- _Problem description_
Show every line in the records below that contains the word "text".

### Source records

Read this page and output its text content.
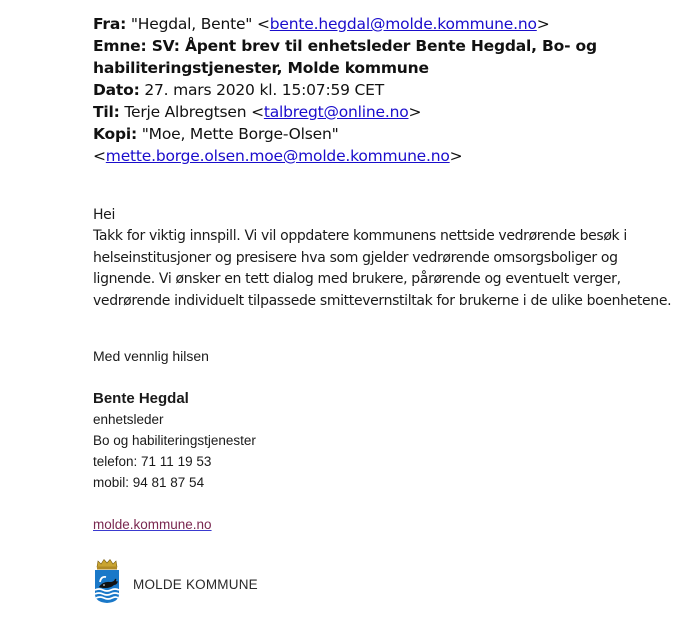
Fra: "Hegdal, Bente" <bente.hegdal@molde.kommune.no>
Emne: SV: Åpent brev til enhetsleder Bente Hegdal, Bo- og habiliteringstjenester, Molde kommune
Dato: 27. mars 2020 kl. 15:07:59 CET
Til: Terje Albregtsen <talbregt@online.no>
Kopi: "Moe, Mette Borge-Olsen"
<mette.borge.olsen.moe@molde.kommune.no>
Hei
Takk for viktig innspill. Vi vil oppdatere kommunens nettside vedrørende besøk i helseinstitusjoner og presisere hva som gjelder vedrørende omsorgsboliger og lignende. Vi ønsker en tett dialog med brukere, pårørende og eventuelt verger, vedrørende individuelt tilpassede smittevernstiltak for brukerne i de ulike boenhetene.
Med vennlig hilsen
Bente Hegdal
enhetsleder
Bo og habiliteringstjenester
telefon: 71 11 19 53
mobil: 94 81 87 54
molde.kommune.no
MOLDE KOMMUNE
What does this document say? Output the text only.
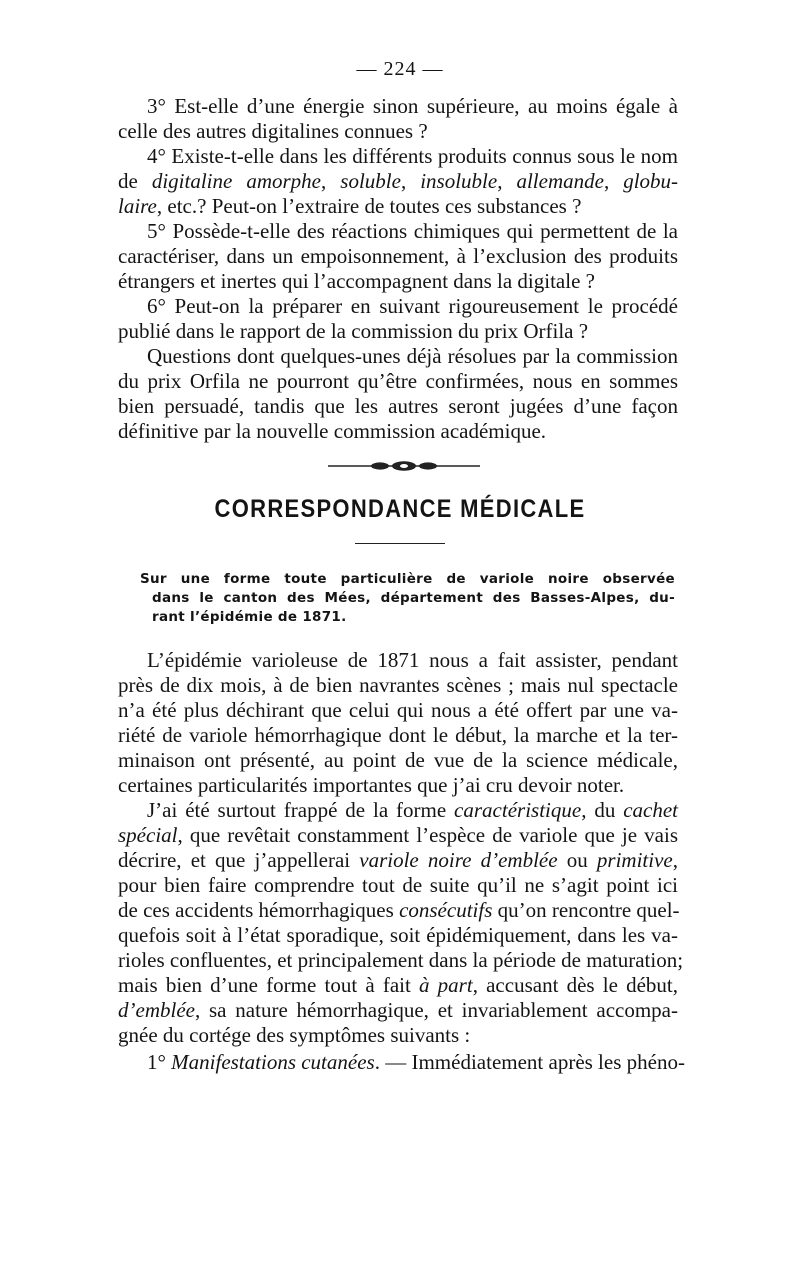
— 224 —
3° Est-elle d’une énergie sinon supérieure, au moins égale à
celle des autres digitalines connues ?
4° Existe-t-elle dans les différents produits connus sous le nom
de digitaline amorphe, soluble, insoluble, allemande, globu-
laire, etc.? Peut-on l’extraire de toutes ces substances ?
5° Possède-t-elle des réactions chimiques qui permettent de la
caractériser, dans un empoisonnement, à l’exclusion des produits
étrangers et inertes qui l’accompagnent dans la digitale ?
6° Peut-on la préparer en suivant rigoureusement le procédé
publié dans le rapport de la commission du prix Orfila ?
Questions dont quelques-unes déjà résolues par la commission
du prix Orfila ne pourront qu’être confirmées, nous en sommes
bien persuadé, tandis que les autres seront jugées d’une façon
définitive par la nouvelle commission académique.
CORRESPONDANCE MÉDICALE
Sur une forme toute particulière de variole noire observée
dans le canton des Mées, département des Basses-Alpes, du-
rant l’épidémie de 1871.
L’épidémie varioleuse de 1871 nous a fait assister, pendant
près de dix mois, à de bien navrantes scènes ; mais nul spectacle
n’a été plus déchirant que celui qui nous a été offert par une va-
riété de variole hémorrhagique dont le début, la marche et la ter-
minaison ont présenté, au point de vue de la science médicale,
certaines particularités importantes que j’ai cru devoir noter.
J’ai été surtout frappé de la forme caractéristique, du cachet
spécial, que revêtait constamment l’espèce de variole que je vais
décrire, et que j’appellerai variole noire d’emblée ou primitive,
pour bien faire comprendre tout de suite qu’il ne s’agit point ici
de ces accidents hémorrhagiques consécutifs qu’on rencontre quel-
quefois soit à l’état sporadique, soit épidémiquement, dans les va-
rioles confluentes, et principalement dans la période de maturation;
mais bien d’une forme tout à fait à part, accusant dès le début,
d’emblée, sa nature hémorrhagique, et invariablement accompa-
gnée du cortége des symptômes suivants :
1° Manifestations cutanées. — Immédiatement après les phéno-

######

- _Written response_
Read this page and output its text content.
What does this document say? Output the text only.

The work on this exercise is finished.